Exercise objective: Comb the records below for the string "serait" and copy each line where it turns up.

[START Records to process]

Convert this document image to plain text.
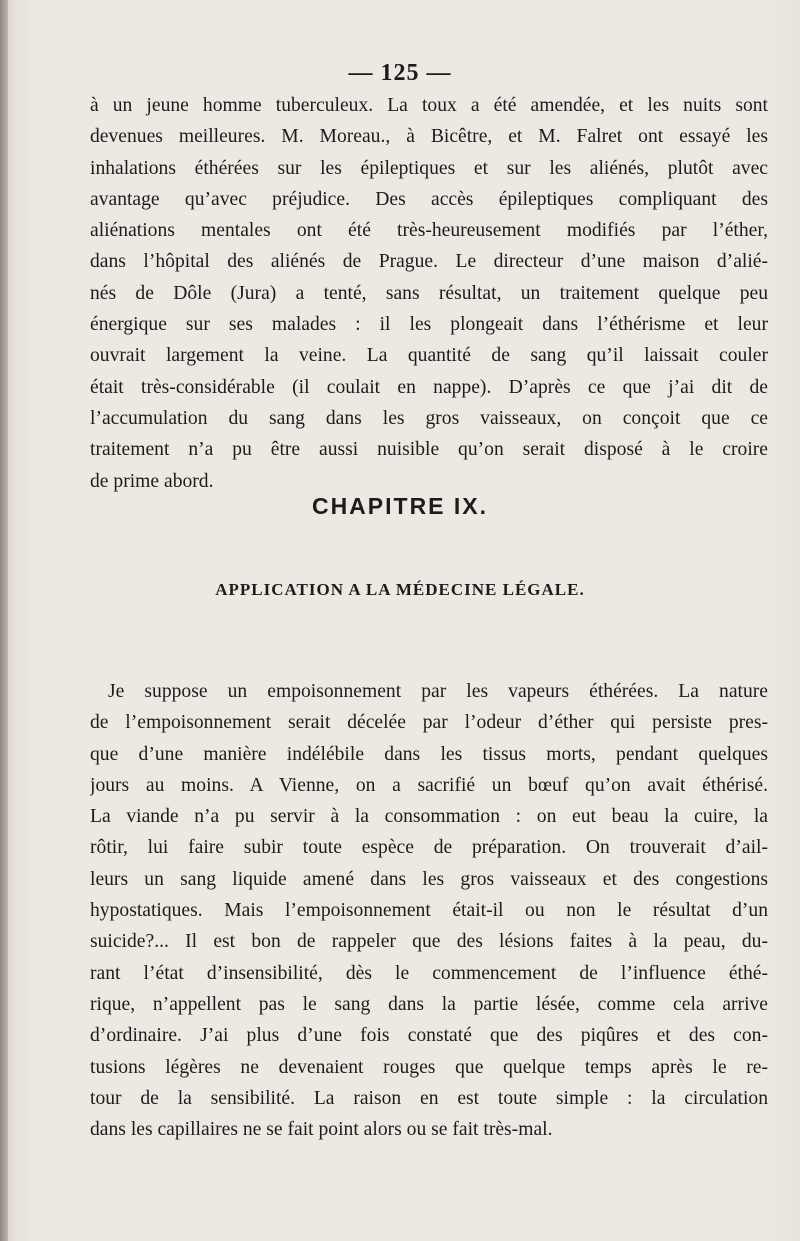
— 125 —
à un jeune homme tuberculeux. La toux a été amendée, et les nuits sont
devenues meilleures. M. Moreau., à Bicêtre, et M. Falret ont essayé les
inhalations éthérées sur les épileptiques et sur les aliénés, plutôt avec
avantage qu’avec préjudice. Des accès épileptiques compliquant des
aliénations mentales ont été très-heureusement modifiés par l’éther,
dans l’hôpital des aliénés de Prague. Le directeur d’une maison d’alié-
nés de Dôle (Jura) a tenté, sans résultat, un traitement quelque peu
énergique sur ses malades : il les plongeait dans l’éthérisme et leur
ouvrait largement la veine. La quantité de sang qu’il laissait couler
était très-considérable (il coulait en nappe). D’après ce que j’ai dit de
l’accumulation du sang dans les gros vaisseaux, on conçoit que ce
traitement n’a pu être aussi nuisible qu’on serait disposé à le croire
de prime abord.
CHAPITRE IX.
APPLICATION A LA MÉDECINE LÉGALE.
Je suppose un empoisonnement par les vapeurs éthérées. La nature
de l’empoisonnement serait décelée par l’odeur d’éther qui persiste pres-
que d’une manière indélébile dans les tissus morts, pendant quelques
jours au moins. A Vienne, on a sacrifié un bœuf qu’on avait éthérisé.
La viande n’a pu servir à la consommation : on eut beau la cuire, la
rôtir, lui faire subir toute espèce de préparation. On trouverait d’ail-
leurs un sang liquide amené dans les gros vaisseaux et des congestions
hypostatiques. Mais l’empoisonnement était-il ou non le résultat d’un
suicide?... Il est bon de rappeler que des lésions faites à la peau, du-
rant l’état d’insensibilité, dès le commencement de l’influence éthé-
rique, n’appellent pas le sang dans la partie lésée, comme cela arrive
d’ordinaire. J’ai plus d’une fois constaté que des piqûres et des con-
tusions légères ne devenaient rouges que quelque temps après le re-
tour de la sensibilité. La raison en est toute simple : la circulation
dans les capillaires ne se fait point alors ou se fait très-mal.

[END Records to process]

Task response:
traitement n’a pu être aussi nuisible qu’on serait disposé à le croire
de l’empoisonnement serait décelée par l’odeur d’éther qui persiste pres-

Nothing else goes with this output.